# Required work
Extract every line from the records below that contains the word "content".
====== Records shown
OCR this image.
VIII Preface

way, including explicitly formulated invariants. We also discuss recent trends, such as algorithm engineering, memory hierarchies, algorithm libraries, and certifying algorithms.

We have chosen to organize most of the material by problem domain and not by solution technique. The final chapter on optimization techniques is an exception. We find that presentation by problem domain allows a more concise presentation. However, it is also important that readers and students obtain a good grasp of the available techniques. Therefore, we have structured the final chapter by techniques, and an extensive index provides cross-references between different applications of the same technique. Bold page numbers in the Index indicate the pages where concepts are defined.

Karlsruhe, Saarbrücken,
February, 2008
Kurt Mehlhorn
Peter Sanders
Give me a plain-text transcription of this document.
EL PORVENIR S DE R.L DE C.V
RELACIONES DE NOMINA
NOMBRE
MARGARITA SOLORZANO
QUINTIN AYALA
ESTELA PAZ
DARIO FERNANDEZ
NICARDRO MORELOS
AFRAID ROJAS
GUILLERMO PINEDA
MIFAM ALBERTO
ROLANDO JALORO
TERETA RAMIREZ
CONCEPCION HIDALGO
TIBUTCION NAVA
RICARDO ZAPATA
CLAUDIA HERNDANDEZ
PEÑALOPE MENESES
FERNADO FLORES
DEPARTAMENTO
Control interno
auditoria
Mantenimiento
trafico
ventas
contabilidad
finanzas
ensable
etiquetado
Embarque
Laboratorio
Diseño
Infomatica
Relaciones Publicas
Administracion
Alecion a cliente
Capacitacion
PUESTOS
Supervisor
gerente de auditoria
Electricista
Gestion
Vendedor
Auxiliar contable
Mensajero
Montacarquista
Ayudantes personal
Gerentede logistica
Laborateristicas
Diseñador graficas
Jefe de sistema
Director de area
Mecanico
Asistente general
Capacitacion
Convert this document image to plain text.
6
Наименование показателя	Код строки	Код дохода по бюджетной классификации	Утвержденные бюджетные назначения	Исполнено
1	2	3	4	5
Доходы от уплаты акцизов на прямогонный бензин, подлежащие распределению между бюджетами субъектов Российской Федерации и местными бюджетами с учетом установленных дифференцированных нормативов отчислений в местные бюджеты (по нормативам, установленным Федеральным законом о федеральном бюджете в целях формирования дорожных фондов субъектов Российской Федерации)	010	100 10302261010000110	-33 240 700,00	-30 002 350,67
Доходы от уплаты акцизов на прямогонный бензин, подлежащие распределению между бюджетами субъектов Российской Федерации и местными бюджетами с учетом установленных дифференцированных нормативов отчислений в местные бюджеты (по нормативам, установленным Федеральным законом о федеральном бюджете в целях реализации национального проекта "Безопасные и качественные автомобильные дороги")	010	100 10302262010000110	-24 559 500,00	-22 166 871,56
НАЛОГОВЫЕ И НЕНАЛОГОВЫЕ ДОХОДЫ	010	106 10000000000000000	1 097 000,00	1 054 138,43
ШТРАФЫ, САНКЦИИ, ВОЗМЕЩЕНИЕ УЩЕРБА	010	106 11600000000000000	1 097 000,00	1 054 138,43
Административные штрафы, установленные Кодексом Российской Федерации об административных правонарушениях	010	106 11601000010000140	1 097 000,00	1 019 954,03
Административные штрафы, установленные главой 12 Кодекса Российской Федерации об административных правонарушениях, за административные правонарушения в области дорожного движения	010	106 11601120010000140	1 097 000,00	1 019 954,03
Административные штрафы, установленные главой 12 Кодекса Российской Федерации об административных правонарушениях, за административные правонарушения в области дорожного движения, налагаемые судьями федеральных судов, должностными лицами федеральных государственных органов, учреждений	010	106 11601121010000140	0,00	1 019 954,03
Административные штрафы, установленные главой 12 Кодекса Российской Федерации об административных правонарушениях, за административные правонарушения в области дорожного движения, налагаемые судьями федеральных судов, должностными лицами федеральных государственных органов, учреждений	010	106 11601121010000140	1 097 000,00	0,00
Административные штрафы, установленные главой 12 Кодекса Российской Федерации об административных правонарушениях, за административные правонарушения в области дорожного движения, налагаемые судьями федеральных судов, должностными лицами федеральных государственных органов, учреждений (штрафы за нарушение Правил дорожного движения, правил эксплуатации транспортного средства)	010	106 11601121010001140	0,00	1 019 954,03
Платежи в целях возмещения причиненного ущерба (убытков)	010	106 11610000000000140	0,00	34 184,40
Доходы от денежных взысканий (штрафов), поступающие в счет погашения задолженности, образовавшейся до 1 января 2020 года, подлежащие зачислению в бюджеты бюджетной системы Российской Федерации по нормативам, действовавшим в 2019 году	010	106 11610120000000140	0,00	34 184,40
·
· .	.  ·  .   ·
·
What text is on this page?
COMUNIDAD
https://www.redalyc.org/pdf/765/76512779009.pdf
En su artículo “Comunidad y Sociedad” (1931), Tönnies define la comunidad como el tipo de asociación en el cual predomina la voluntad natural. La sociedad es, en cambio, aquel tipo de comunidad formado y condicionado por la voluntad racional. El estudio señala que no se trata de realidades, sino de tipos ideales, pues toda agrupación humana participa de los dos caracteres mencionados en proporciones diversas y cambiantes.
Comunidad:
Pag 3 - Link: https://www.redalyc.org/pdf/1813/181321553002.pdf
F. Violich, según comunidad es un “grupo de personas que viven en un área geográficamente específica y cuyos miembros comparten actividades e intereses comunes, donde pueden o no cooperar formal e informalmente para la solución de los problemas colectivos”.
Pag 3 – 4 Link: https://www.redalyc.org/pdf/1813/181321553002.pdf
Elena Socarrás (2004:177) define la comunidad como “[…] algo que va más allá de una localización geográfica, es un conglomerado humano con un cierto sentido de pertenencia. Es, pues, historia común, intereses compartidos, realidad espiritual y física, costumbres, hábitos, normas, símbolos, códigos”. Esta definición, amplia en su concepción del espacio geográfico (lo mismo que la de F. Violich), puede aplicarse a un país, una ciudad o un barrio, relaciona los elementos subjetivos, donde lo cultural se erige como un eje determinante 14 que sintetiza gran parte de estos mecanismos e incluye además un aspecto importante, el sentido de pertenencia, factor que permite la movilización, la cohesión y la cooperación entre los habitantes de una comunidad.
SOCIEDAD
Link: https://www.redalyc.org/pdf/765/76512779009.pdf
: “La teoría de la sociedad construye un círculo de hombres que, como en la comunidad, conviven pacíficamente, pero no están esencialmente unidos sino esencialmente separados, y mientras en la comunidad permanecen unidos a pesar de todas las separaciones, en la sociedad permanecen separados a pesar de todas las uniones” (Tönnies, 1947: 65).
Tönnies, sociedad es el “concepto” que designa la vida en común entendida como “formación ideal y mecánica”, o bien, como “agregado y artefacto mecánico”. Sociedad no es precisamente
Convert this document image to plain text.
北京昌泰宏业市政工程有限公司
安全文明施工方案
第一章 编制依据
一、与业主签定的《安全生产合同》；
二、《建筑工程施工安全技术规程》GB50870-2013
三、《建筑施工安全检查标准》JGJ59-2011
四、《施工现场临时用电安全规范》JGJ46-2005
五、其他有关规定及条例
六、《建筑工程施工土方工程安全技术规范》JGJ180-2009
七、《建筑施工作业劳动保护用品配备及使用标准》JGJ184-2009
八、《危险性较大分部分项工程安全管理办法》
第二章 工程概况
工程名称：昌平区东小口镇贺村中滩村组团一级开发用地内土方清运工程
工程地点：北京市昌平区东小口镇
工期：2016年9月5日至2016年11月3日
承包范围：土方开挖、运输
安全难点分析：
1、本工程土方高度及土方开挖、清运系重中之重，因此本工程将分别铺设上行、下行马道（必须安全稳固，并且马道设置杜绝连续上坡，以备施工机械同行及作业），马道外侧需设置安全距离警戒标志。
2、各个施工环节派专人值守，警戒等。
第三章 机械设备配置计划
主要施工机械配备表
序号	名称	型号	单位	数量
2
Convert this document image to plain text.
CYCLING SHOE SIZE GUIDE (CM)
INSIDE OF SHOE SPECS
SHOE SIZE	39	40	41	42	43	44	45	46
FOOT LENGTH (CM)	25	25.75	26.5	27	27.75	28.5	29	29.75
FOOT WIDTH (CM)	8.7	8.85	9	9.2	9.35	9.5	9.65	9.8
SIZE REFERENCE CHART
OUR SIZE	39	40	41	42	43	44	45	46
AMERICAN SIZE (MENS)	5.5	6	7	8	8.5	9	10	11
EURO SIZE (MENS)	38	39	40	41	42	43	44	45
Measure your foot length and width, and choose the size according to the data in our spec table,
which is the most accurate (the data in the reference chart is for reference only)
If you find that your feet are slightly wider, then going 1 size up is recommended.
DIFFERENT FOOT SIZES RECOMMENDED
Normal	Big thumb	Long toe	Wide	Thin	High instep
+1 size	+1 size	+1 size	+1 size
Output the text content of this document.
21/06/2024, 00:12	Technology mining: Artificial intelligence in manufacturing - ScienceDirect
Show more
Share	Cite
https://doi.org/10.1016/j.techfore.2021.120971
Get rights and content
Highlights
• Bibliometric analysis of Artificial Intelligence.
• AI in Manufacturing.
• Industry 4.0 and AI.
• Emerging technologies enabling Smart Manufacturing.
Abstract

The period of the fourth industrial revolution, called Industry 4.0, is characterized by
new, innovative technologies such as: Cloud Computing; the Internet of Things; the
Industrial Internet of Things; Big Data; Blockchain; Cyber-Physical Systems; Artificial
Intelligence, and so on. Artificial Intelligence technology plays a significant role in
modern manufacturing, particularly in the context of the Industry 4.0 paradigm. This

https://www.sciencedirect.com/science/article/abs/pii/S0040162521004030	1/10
============
# Result below
Output the text content of this document.
Get rights and content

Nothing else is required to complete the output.